EXERCISE:
In the records, find each line where "dieser" occurs, and copy it.

DATA PROVIDED:
● ● ● ● ●

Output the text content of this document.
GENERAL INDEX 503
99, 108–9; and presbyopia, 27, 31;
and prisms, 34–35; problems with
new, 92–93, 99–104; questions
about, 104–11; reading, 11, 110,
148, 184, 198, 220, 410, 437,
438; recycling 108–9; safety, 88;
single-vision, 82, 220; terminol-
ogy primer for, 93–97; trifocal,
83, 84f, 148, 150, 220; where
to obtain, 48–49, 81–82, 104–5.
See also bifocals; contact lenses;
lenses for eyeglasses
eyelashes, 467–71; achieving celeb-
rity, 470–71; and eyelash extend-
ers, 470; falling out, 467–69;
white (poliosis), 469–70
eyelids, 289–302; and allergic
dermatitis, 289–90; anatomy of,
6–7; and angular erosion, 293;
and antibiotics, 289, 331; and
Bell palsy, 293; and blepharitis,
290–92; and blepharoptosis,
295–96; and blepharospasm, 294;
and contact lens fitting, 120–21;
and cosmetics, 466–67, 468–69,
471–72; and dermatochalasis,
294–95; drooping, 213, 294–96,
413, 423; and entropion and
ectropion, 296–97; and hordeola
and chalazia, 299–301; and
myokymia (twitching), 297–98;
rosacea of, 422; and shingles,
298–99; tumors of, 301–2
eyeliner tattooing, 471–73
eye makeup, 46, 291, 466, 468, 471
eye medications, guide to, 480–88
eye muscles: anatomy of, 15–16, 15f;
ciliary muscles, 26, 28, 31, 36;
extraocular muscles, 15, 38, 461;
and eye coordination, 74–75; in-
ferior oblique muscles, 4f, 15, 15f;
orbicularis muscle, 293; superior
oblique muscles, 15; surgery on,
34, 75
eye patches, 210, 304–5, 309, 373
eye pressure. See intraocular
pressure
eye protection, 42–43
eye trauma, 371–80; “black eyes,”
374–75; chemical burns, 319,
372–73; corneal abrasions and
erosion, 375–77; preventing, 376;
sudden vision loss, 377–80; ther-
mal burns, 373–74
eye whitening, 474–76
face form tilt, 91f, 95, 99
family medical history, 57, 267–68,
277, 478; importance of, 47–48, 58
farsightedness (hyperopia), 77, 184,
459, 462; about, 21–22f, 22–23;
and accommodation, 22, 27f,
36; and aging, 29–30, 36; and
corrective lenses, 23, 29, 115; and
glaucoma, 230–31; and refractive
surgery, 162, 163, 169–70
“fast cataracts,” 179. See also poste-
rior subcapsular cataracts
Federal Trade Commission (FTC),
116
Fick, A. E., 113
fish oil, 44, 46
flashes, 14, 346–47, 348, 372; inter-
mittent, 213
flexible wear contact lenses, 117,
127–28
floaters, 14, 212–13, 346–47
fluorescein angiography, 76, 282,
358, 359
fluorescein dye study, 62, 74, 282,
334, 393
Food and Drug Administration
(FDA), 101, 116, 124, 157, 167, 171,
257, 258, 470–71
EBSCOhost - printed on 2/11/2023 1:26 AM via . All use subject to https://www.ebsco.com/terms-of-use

● ● ● ● ●

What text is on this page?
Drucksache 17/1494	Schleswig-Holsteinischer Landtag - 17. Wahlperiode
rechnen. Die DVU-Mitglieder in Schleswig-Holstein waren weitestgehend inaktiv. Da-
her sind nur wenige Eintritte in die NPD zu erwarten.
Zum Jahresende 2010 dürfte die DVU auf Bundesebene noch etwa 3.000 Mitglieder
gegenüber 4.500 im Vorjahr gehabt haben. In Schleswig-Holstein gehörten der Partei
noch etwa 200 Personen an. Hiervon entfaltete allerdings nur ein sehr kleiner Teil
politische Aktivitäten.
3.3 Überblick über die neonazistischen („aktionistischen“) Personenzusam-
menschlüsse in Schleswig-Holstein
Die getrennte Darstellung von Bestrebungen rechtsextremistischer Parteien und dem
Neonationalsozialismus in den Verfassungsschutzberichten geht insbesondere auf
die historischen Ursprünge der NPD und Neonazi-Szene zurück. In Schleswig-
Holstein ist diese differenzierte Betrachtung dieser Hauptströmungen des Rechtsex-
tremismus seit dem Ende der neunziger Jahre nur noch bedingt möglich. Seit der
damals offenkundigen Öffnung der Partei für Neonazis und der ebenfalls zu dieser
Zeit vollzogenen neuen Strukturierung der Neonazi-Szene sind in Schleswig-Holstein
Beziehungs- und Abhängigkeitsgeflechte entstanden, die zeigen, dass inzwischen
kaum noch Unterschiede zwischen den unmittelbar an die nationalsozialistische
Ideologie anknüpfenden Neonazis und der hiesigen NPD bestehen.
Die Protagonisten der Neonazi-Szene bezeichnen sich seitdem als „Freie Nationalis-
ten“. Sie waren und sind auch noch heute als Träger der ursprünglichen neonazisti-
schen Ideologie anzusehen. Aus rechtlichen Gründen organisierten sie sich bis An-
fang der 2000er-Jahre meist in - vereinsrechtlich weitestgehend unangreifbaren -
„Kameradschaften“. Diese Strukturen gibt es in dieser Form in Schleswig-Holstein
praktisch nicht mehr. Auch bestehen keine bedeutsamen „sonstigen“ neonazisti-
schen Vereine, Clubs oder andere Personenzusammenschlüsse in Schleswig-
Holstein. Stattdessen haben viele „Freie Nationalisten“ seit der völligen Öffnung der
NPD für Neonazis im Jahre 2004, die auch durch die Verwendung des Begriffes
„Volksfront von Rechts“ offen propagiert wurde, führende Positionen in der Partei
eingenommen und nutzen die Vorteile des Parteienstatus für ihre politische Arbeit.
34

● ● ● ● ●

REPLY TO THE EXERCISE:
Holstein ist diese differenzierte Betrachtung dieser Hauptströmungen des Rechtsex-
damals offenkundigen Öffnung der Partei für Neonazis und der ebenfalls zu dieser
„Kameradschaften“. Diese Strukturen gibt es in dieser Form in Schleswig-Holstein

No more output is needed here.